Quoted passage:
"I want that adorning divine Thou only, my God, can'st bestow; I want in those beautiful garments to shine Which distinguish Thy household below.
"I want, as a traveller, to haste Straight onward, nor pause on my way, Nor forethought nor anxious contrivance to waste On the tent only pitch'd for a day.
"I want--and this sums up my prayer-- To glorify Thee till I die, Then calmly to yield up my soul to Thy care, And breathe out, in faith, my last sigh." CHARLOTTE ELLIOTT.
PHILIPPIANS iii. 12-16
Christian exultation--Christian confidence--"Not in the flesh"--"In Jesus Christ"--The prize in view--No finality in the progress--"Not already perfect"--The recompense of reward--What the prize will be
In a certain sense we have completed our study of the first section of the third chapter of the Epistle. But the treatment has been so extremely imperfect, in view of the importance of that section, that a few further remarks must be made. Let us ponder one weighty verse, left almost unnoticed when we touched it.
Observe then the brief, pregnant account of the true Christian, given in ver. 3: "We are the circumcision, we who by God's Spirit worship, and who exult in Christ Jesus, and who, not in the flesh, are confident." This is a far-reaching description of the true member of the true Israel, the man of the Covenant of grace.

Information given:
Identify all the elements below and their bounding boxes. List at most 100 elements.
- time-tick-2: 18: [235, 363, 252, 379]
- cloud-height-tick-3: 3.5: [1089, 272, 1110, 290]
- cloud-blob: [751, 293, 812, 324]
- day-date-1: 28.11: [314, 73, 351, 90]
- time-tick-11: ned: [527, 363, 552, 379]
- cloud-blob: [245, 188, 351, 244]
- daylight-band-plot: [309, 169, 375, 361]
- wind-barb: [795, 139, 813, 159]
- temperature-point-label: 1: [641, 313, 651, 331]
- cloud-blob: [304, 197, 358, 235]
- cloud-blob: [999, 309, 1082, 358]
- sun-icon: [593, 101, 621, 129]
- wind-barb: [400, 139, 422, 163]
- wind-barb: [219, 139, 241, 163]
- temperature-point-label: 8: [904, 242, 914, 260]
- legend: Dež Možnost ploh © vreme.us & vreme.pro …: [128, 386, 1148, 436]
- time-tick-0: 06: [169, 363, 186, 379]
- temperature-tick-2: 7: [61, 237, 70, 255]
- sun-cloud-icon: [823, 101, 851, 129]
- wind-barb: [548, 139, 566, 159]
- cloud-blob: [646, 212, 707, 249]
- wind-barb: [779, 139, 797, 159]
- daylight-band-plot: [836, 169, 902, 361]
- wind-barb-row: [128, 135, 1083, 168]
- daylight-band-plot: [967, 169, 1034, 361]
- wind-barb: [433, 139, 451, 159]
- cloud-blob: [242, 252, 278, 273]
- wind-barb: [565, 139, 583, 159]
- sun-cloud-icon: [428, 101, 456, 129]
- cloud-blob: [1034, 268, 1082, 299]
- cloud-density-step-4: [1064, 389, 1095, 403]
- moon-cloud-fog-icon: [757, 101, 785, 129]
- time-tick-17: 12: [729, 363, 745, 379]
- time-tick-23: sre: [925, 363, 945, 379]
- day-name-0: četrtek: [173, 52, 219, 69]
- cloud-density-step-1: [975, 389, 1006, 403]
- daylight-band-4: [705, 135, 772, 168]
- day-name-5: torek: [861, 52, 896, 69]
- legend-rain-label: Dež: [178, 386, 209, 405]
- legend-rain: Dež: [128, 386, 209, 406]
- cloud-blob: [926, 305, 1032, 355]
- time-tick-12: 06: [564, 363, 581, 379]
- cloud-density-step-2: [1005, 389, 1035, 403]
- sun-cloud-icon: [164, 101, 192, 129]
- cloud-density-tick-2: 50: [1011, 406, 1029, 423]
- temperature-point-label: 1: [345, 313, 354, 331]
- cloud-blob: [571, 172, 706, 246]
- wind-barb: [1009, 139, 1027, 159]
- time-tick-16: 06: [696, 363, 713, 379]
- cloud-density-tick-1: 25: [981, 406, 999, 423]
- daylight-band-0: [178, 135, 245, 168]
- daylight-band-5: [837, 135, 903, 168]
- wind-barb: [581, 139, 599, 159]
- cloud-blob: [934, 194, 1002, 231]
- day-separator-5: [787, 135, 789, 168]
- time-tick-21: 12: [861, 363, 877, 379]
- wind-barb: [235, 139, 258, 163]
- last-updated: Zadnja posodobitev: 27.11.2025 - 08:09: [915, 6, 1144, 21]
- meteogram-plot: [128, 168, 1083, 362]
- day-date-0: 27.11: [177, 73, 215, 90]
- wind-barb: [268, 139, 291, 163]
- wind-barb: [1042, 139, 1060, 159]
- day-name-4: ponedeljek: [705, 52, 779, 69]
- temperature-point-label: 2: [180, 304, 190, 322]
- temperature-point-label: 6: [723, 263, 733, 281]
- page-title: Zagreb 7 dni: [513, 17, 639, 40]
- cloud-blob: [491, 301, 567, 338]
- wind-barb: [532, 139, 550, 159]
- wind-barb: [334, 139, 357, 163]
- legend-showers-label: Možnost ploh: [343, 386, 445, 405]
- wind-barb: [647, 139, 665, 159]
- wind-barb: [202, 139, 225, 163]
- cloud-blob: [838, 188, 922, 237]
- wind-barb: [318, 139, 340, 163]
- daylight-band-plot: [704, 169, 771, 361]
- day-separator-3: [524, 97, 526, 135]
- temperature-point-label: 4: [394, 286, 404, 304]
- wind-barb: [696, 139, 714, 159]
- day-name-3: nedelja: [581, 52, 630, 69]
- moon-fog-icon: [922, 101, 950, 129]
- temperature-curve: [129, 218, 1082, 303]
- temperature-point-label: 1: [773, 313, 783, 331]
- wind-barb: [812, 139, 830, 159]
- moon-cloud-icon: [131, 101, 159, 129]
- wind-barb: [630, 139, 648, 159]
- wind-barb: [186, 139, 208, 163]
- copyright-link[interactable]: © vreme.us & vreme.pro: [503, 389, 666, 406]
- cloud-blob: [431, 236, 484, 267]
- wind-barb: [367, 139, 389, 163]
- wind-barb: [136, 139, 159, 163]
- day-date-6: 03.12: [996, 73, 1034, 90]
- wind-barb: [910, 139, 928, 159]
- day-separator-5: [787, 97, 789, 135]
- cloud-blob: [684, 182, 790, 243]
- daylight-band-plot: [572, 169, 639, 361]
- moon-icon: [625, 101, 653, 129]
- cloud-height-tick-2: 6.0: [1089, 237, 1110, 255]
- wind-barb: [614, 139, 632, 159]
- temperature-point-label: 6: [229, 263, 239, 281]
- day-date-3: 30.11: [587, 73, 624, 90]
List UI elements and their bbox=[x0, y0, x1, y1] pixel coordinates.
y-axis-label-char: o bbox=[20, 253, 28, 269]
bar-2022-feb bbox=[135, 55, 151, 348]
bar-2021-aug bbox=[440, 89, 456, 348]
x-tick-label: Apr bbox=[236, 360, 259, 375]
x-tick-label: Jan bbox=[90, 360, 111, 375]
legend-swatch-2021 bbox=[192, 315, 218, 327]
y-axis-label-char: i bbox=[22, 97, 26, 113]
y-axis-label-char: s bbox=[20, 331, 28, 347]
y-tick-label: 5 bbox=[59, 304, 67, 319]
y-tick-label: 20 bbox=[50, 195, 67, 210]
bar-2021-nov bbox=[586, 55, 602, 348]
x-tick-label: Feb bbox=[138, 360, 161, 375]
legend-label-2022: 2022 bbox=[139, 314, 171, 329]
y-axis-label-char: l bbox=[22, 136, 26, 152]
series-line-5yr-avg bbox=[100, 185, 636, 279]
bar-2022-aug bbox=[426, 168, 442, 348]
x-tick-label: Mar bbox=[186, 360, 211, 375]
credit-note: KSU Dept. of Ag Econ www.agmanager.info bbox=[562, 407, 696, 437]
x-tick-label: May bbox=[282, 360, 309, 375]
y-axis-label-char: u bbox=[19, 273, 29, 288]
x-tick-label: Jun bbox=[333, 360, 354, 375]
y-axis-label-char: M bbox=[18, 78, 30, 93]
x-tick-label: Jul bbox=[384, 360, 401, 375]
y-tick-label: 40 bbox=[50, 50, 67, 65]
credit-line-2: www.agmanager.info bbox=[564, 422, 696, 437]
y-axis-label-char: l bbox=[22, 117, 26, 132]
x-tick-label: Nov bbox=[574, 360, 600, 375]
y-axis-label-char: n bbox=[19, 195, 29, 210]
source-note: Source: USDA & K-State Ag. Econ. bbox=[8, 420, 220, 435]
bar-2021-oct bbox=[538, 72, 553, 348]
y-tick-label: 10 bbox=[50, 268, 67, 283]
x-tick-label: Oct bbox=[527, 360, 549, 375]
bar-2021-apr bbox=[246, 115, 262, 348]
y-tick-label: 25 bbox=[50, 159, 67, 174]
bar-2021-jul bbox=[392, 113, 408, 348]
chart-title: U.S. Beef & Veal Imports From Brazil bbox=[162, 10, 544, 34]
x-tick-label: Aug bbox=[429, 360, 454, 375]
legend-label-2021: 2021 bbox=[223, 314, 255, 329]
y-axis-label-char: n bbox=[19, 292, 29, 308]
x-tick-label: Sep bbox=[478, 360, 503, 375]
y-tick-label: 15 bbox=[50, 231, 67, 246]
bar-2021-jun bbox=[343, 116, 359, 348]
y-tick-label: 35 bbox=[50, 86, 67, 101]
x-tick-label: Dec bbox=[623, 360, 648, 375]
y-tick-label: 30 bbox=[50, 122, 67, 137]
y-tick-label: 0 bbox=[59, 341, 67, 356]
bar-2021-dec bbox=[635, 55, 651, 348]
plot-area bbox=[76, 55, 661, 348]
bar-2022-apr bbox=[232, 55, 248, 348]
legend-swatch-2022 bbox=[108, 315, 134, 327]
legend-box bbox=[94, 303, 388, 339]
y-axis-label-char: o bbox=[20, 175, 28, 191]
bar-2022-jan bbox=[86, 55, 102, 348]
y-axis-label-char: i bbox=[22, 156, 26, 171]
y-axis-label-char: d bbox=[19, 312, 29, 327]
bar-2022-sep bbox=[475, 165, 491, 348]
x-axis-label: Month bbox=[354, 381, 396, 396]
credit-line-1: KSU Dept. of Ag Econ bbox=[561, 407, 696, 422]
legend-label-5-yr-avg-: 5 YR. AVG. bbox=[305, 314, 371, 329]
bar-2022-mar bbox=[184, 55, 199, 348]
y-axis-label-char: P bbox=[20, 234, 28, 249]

Work required: Please repeat the Philippians commentary word for word, starting at "Observe then the" and ending at "Covenant of grace.".

Complete answer:
Observe then the brief, pregnant account of the true Christian, given in ver. 3: "We are the circumcision, we who by God's Spirit worship, and who exult in Christ Jesus, and who, not in the flesh, are confident." This is a far-reaching description of the true member of the true Israel, the man of the Covenant of grace.